- [Exercise directions]: Copy all lines in which the word "Currencies" can be found.

## begin

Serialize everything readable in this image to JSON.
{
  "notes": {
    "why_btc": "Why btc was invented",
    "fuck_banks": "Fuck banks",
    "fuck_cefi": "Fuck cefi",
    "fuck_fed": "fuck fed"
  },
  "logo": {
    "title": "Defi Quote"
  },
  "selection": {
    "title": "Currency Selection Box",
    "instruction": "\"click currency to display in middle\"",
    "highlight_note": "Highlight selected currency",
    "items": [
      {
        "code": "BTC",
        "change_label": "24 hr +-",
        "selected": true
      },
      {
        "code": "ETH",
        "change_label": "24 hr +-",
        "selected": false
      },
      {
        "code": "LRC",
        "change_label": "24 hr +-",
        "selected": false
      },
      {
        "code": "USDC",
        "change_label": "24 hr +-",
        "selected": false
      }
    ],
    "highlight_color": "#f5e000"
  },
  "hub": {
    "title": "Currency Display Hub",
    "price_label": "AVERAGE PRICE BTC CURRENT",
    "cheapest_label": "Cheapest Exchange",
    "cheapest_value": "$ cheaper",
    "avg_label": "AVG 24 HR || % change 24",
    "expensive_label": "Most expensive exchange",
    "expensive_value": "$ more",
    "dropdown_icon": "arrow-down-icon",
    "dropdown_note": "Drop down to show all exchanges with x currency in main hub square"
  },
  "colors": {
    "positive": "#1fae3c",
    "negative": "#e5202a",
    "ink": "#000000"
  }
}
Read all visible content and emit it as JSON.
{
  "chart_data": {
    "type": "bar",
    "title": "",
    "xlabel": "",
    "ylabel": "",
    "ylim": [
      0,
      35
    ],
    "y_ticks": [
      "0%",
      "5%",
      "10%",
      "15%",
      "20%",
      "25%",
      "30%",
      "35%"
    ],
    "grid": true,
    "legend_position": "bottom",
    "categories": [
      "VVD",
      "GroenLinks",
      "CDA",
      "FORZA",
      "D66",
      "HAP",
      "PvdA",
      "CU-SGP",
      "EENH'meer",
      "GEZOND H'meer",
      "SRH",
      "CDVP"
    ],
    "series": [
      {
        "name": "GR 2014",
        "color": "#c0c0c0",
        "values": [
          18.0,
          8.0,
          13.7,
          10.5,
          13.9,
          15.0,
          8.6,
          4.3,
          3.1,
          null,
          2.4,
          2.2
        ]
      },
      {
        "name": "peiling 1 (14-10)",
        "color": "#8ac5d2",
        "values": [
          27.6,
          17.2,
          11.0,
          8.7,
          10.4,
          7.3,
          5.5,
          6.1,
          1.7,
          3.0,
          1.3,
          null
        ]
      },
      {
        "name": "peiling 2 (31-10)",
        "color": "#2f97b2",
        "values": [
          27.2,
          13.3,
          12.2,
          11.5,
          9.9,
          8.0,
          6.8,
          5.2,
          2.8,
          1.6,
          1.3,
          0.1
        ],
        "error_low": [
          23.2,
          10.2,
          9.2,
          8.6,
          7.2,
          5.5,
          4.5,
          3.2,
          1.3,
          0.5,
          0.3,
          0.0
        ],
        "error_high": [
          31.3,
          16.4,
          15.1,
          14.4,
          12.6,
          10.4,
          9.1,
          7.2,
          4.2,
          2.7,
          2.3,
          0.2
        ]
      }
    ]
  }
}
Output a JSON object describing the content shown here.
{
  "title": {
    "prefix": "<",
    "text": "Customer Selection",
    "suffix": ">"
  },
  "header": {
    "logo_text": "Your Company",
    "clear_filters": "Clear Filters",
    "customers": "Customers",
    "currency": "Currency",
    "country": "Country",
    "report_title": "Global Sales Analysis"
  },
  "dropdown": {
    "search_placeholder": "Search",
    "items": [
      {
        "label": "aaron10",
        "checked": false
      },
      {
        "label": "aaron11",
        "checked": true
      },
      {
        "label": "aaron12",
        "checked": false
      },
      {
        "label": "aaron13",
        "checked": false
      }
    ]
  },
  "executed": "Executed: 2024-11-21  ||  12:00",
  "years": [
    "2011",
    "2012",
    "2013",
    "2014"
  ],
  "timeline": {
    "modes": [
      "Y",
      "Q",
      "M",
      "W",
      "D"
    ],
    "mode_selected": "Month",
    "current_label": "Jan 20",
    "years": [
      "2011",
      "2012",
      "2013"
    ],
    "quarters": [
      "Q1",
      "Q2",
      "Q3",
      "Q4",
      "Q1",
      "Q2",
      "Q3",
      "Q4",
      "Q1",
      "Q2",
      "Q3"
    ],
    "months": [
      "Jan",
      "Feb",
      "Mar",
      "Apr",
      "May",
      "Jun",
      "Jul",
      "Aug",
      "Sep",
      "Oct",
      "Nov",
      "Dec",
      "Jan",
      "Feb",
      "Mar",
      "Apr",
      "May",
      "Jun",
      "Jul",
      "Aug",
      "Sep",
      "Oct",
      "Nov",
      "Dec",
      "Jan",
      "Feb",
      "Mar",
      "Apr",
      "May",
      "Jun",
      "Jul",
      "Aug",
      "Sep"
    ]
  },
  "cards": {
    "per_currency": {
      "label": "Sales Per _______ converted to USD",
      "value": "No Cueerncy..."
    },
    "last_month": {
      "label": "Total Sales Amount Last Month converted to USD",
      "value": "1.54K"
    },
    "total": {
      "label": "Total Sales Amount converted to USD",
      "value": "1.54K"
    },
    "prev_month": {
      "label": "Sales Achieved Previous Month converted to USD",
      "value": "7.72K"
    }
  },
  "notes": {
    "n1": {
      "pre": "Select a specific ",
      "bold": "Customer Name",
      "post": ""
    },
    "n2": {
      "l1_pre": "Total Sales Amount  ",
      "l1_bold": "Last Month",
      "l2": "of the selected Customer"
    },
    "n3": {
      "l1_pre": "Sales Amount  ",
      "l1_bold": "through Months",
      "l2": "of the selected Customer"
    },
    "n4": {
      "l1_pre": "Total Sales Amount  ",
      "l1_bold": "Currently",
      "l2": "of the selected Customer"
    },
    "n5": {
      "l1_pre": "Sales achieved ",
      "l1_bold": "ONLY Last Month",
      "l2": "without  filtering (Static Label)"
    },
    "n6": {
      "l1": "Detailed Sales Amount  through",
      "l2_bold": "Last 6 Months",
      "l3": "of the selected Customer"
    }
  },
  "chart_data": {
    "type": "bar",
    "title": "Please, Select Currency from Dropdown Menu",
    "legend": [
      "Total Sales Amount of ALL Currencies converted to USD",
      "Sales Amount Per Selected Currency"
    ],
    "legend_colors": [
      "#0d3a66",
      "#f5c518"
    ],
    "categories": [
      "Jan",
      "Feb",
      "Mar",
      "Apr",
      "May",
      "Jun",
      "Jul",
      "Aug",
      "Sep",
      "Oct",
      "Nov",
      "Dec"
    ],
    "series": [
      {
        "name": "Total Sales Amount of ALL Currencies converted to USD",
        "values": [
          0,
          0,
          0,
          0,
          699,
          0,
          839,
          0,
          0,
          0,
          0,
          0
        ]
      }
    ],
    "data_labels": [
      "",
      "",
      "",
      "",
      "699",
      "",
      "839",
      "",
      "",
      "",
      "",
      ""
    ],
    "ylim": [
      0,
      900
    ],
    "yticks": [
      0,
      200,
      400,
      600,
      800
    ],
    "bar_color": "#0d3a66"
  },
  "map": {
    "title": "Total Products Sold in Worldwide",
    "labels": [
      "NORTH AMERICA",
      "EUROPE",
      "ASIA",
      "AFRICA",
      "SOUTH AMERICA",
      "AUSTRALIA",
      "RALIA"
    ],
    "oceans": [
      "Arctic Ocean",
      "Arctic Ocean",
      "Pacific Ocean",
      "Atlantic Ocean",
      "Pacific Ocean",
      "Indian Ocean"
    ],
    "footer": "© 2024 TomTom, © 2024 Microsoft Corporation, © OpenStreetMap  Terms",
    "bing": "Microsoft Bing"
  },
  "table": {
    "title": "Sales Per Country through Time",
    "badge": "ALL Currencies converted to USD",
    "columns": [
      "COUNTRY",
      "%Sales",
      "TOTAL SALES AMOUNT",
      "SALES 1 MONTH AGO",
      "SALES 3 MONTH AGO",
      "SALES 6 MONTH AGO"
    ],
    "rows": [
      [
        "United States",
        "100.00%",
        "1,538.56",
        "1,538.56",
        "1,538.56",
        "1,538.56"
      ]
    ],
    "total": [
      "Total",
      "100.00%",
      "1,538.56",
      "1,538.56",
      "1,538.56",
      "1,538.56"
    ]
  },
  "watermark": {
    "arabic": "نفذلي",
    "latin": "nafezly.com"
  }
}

## end

- [Result]:
      "Total Sales Amount of ALL Currencies converted to USD",
        "name": "Total Sales Amount of ALL Currencies converted to USD",
    "badge": "ALL Currencies converted to USD",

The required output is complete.